(Stored items from a collection)
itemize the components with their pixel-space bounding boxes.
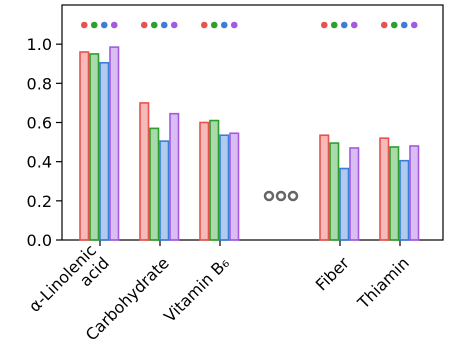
series-dot bbox=[110, 21, 118, 29]
series-dot bbox=[400, 21, 408, 29]
bar bbox=[379, 137, 390, 241]
bar bbox=[409, 145, 420, 241]
bar bbox=[209, 119, 220, 241]
y-tick-label: 0.6 bbox=[27, 114, 52, 133]
series-dot bbox=[330, 21, 338, 29]
y-tick-label: 1.0 bbox=[27, 35, 52, 54]
bar bbox=[109, 46, 120, 241]
series-dot bbox=[140, 21, 148, 29]
series-dot bbox=[170, 21, 178, 29]
series-dot bbox=[380, 21, 388, 29]
series-dot bbox=[90, 21, 98, 29]
series-dot bbox=[350, 21, 358, 29]
y-tick-label: 0.0 bbox=[27, 231, 52, 250]
bar bbox=[139, 102, 150, 241]
bar bbox=[389, 146, 400, 241]
series-dot bbox=[410, 21, 418, 29]
bar bbox=[159, 140, 170, 241]
series-dot bbox=[200, 21, 208, 29]
series-dot bbox=[390, 21, 398, 29]
x-tick-label: Vitamin B₆ bbox=[160, 253, 233, 326]
x-tick-label: Fiber bbox=[312, 253, 353, 294]
series-dot bbox=[230, 21, 238, 29]
bar bbox=[219, 134, 230, 241]
bar bbox=[169, 112, 180, 241]
ellipsis bbox=[263, 190, 299, 202]
bar bbox=[229, 132, 240, 241]
series-dot bbox=[320, 21, 328, 29]
bar bbox=[199, 121, 210, 241]
bar bbox=[399, 159, 410, 241]
bar bbox=[319, 134, 330, 241]
y-tick-label: 0.8 bbox=[27, 74, 52, 93]
series-dot bbox=[340, 21, 348, 29]
y-tick-label: 0.2 bbox=[27, 192, 52, 211]
x-tick-label: Thiamin bbox=[353, 253, 413, 313]
series-dot bbox=[220, 21, 228, 29]
bar bbox=[89, 53, 100, 241]
bar bbox=[79, 51, 90, 241]
bar bbox=[149, 127, 160, 241]
series-dot bbox=[150, 21, 158, 29]
series-dot bbox=[80, 21, 88, 29]
bar bbox=[99, 61, 110, 241]
bar bbox=[329, 142, 340, 241]
bar bbox=[339, 167, 350, 241]
bar bbox=[349, 147, 360, 241]
series-dot bbox=[100, 21, 108, 29]
y-tick-label: 0.4 bbox=[27, 153, 52, 172]
series-dot bbox=[210, 21, 218, 29]
series-dot bbox=[160, 21, 168, 29]
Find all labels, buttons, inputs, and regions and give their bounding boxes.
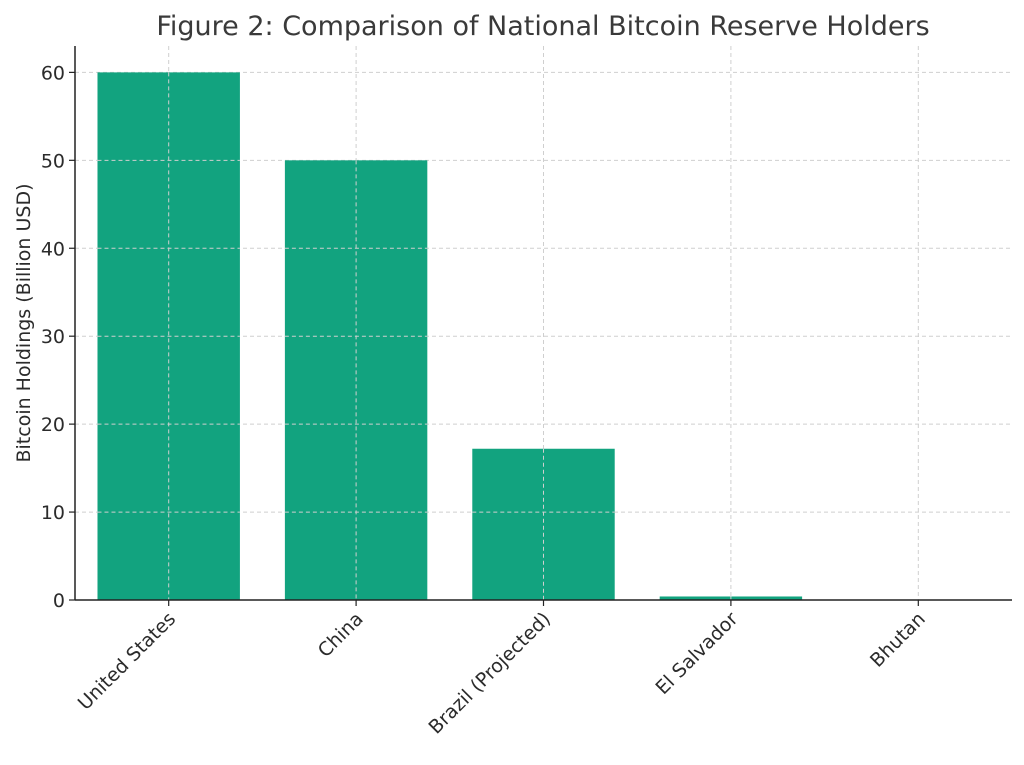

● **The request**: Retype every line of the items above word for word, leaving out the pictures.

● **Written response**:
itemize the components with their pixel-space bounding boxes.
series-dot bbox=[110, 21, 118, 29]
series-dot bbox=[400, 21, 408, 29]
bar bbox=[379, 137, 390, 241]
bar bbox=[409, 145, 420, 241]
bar bbox=[209, 119, 220, 241]
y-tick-label: 0.6 bbox=[27, 114, 52, 133]
series-dot bbox=[330, 21, 338, 29]
y-tick-label: 1.0 bbox=[27, 35, 52, 54]
bar bbox=[109, 46, 120, 241]
series-dot bbox=[140, 21, 148, 29]
series-dot bbox=[170, 21, 178, 29]
series-dot bbox=[380, 21, 388, 29]
series-dot bbox=[90, 21, 98, 29]
series-dot bbox=[350, 21, 358, 29]
y-tick-label: 0.0 bbox=[27, 231, 52, 250]
bar bbox=[139, 102, 150, 241]
bar bbox=[389, 146, 400, 241]
series-dot bbox=[410, 21, 418, 29]
bar bbox=[159, 140, 170, 241]
series-dot bbox=[200, 21, 208, 29]
series-dot bbox=[390, 21, 398, 29]
x-tick-label: Vitamin B₆ bbox=[160, 253, 233, 326]
x-tick-label: Fiber bbox=[312, 253, 353, 294]
series-dot bbox=[230, 21, 238, 29]
bar bbox=[219, 134, 230, 241]
bar bbox=[169, 112, 180, 241]
ellipsis bbox=[263, 190, 299, 202]
bar bbox=[229, 132, 240, 241]
series-dot bbox=[320, 21, 328, 29]
bar bbox=[199, 121, 210, 241]
bar bbox=[399, 159, 410, 241]
bar bbox=[319, 134, 330, 241]
y-tick-label: 0.8 bbox=[27, 74, 52, 93]
series-dot bbox=[340, 21, 348, 29]
y-tick-label: 0.2 bbox=[27, 192, 52, 211]
x-tick-label: Thiamin bbox=[353, 253, 413, 313]
series-dot bbox=[220, 21, 228, 29]
bar bbox=[89, 53, 100, 241]
bar bbox=[79, 51, 90, 241]
bar bbox=[149, 127, 160, 241]
series-dot bbox=[150, 21, 158, 29]
series-dot bbox=[80, 21, 88, 29]
bar bbox=[99, 61, 110, 241]
bar bbox=[329, 142, 340, 241]
bar bbox=[339, 167, 350, 241]
bar bbox=[349, 147, 360, 241]
series-dot bbox=[100, 21, 108, 29]
y-tick-label: 0.4 bbox=[27, 153, 52, 172]
series-dot bbox=[210, 21, 218, 29]
series-dot bbox=[160, 21, 168, 29]
Find all labels, buttons, inputs, and regions and give their bounding boxes.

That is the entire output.